The line containing "Convert this document image to plain text." marks the start; extract exactly from it through the last line of the entries, and omit any pictures.

-- BEGIN INPUT RECORDS --

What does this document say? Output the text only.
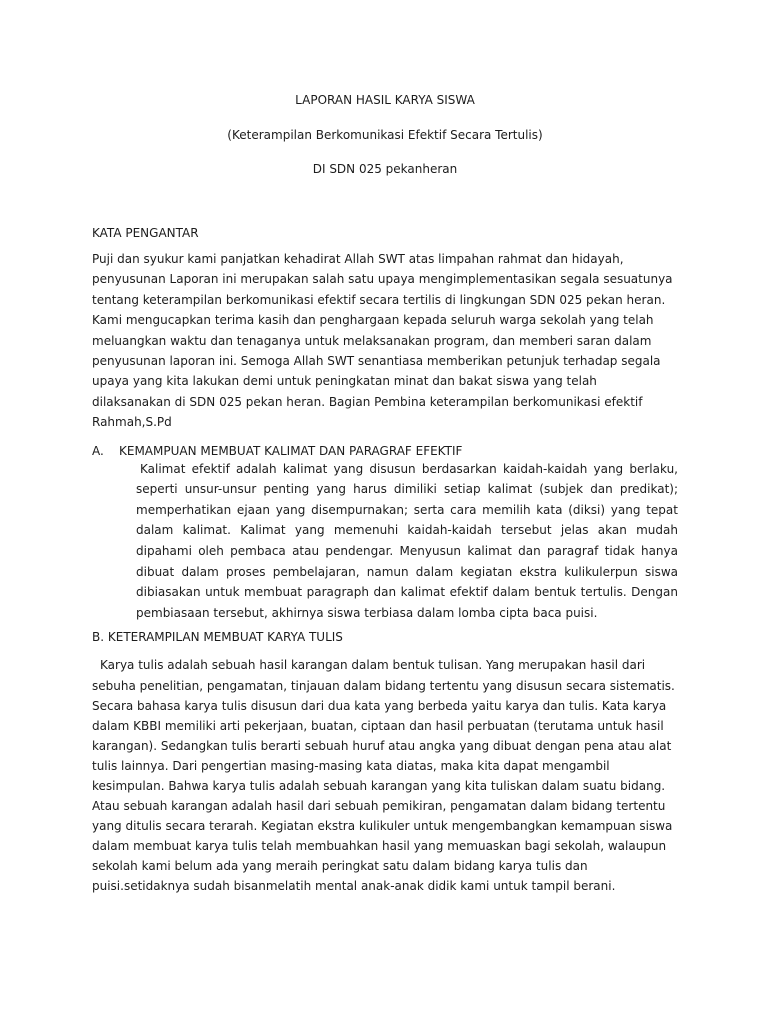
LAPORAN HASIL KARYA SISWA

(Keterampilan Berkomunikasi Efektif Secara Tertulis)

DI SDN 025 pekanheran

KATA PENGANTAR

Puji dan syukur kami panjatkan kehadirat Allah SWT atas limpahan rahmat dan hidayah, penyusunan Laporan ini merupakan salah satu upaya mengimplementasikan segala sesuatunya tentang keterampilan berkomunikasi efektif secara tertilis di lingkungan SDN 025 pekan heran. Kami mengucapkan terima kasih dan penghargaan kepada seluruh warga sekolah yang telah meluangkan waktu dan tenaganya untuk melaksanakan program, dan memberi saran dalam penyusunan laporan ini. Semoga Allah SWT senantiasa memberikan petunjuk terhadap segala upaya yang kita lakukan demi untuk peningkatan minat dan bakat siswa yang telah dilaksanakan di SDN 025 pekan heran. Bagian Pembina keterampilan berkomunikasi efektif Rahmah,S.Pd

A.	KEMAMPUAN MEMBUAT KALIMAT DAN PARAGRAF EFEKTIF

Kalimat efektif adalah kalimat yang disusun berdasarkan kaidah-kaidah yang berlaku, seperti unsur-unsur penting yang harus dimiliki setiap kalimat (subjek dan predikat); memperhatikan ejaan yang disempurnakan; serta cara memilih kata (diksi) yang tepat dalam kalimat. Kalimat yang memenuhi kaidah-kaidah tersebut jelas akan mudah dipahami oleh pembaca atau pendengar. Menyusun kalimat dan paragraf tidak hanya dibuat dalam proses pembelajaran, namun dalam kegiatan ekstra kulikulerpun siswa dibiasakan untuk membuat paragraph dan kalimat efektif dalam bentuk tertulis. Dengan pembiasaan tersebut, akhirnya siswa terbiasa dalam lomba cipta baca puisi.

B. KETERAMPILAN MEMBUAT KARYA TULIS

Karya tulis adalah sebuah hasil karangan dalam bentuk tulisan. Yang merupakan hasil dari sebuha penelitian, pengamatan, tinjauan dalam bidang tertentu yang disusun secara sistematis. Secara bahasa karya tulis disusun dari dua kata yang berbeda yaitu karya dan tulis. Kata karya dalam KBBI memiliki arti pekerjaan, buatan, ciptaan dan hasil perbuatan (terutama untuk hasil karangan). Sedangkan tulis berarti sebuah huruf atau angka yang dibuat dengan pena atau alat tulis lainnya. Dari pengertian masing-masing kata diatas, maka kita dapat mengambil kesimpulan. Bahwa karya tulis adalah sebuah karangan yang kita tuliskan dalam suatu bidang. Atau sebuah karangan adalah hasil dari sebuah pemikiran, pengamatan dalam bidang tertentu yang ditulis secara terarah. Kegiatan ekstra kulikuler untuk mengembangkan kemampuan siswa dalam membuat karya tulis telah membuahkan hasil yang memuaskan bagi sekolah, walaupun sekolah kami belum ada yang meraih peringkat satu dalam bidang karya tulis dan puisi.setidaknya sudah bisanmelatih mental anak-anak didik kami untuk tampil berani.
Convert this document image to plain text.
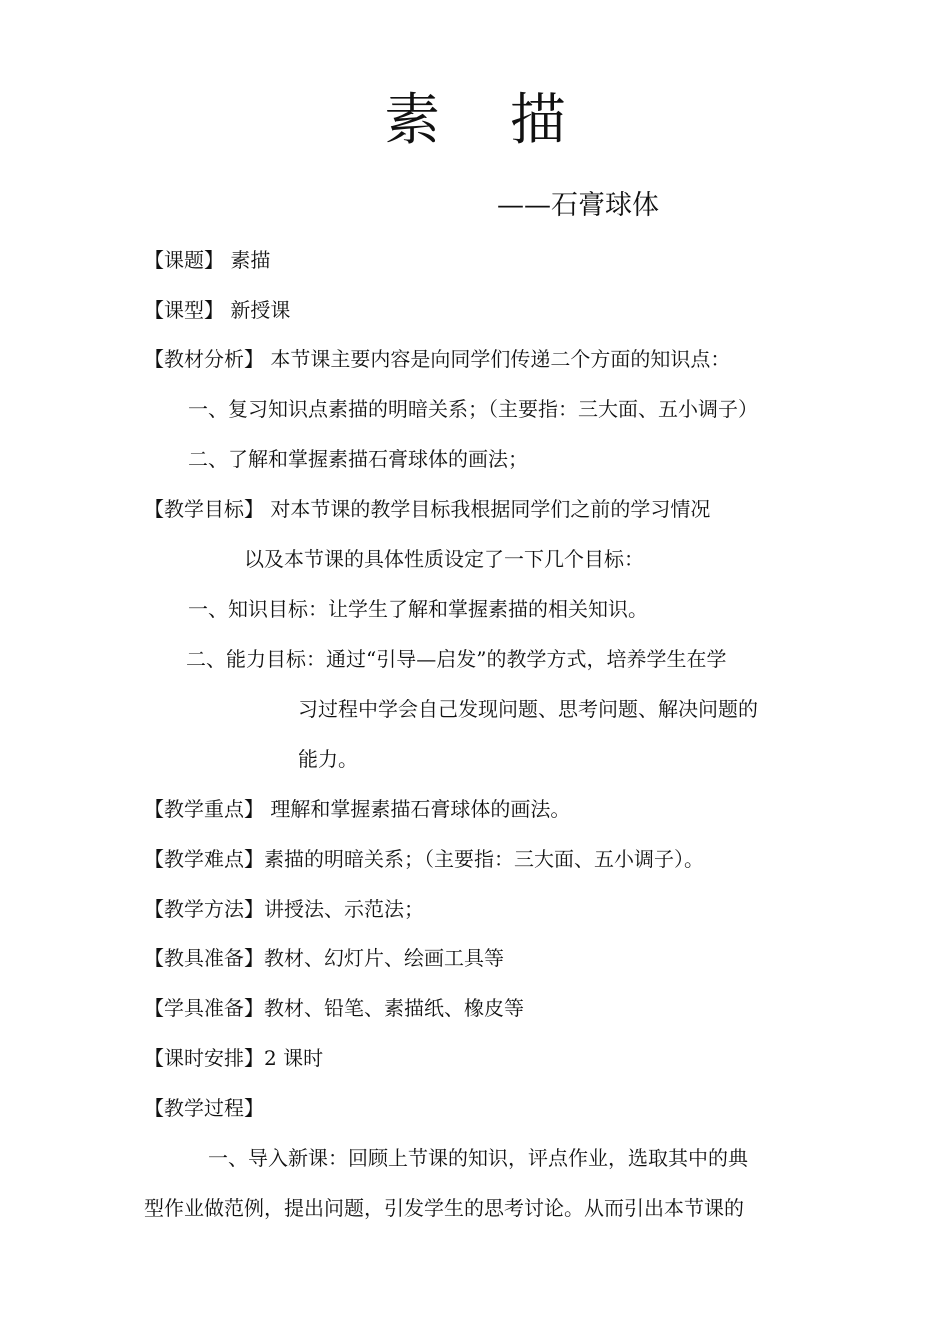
素 描
——石膏球体
【课题】 素描
【课型】 新授课
【教材分析】 本节课主要内容是向同学们传递二个方面的知识点：
一、复习知识点素描的明暗关系；（主要指：三大面、五小调子）
二、了解和掌握素描石膏球体的画法；
【教学目标】 对本节课的教学目标我根据同学们之前的学习情况
以及本节课的具体性质设定了一下几个目标：
一、知识目标：让学生了解和掌握素描的相关知识。
二、能力目标：通过“引导—启发”的教学方式，培养学生在学
习过程中学会自己发现问题、思考问题、解决问题的
能力。
【教学重点】 理解和掌握素描石膏球体的画法。
【教学难点】素描的明暗关系；（主要指：三大面、五小调子）。
【教学方法】讲授法、示范法；
【教具准备】教材、幻灯片、绘画工具等
【学具准备】教材、铅笔、素描纸、橡皮等
【课时安排】2 课时
【教学过程】
一、导入新课：回顾上节课的知识，评点作业，选取其中的典
型作业做范例，提出问题，引发学生的思考讨论。从而引出本节课的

-- END INPUT RECORDS --

CORRECT RESPONSE:
Convert this document image to plain text.
素 描
——石膏球体
【课题】 素描
【课型】 新授课
【教材分析】 本节课主要内容是向同学们传递二个方面的知识点：
一、复习知识点素描的明暗关系；（主要指：三大面、五小调子）
二、了解和掌握素描石膏球体的画法；
【教学目标】 对本节课的教学目标我根据同学们之前的学习情况
以及本节课的具体性质设定了一下几个目标：
一、知识目标：让学生了解和掌握素描的相关知识。
二、能力目标：通过“引导—启发”的教学方式，培养学生在学
习过程中学会自己发现问题、思考问题、解决问题的
能力。
【教学重点】 理解和掌握素描石膏球体的画法。
【教学难点】素描的明暗关系；（主要指：三大面、五小调子）。
【教学方法】讲授法、示范法；
【教具准备】教材、幻灯片、绘画工具等
【学具准备】教材、铅笔、素描纸、橡皮等
【课时安排】2 课时
【教学过程】
一、导入新课：回顾上节课的知识，评点作业，选取其中的典
型作业做范例，提出问题，引发学生的思考讨论。从而引出本节课的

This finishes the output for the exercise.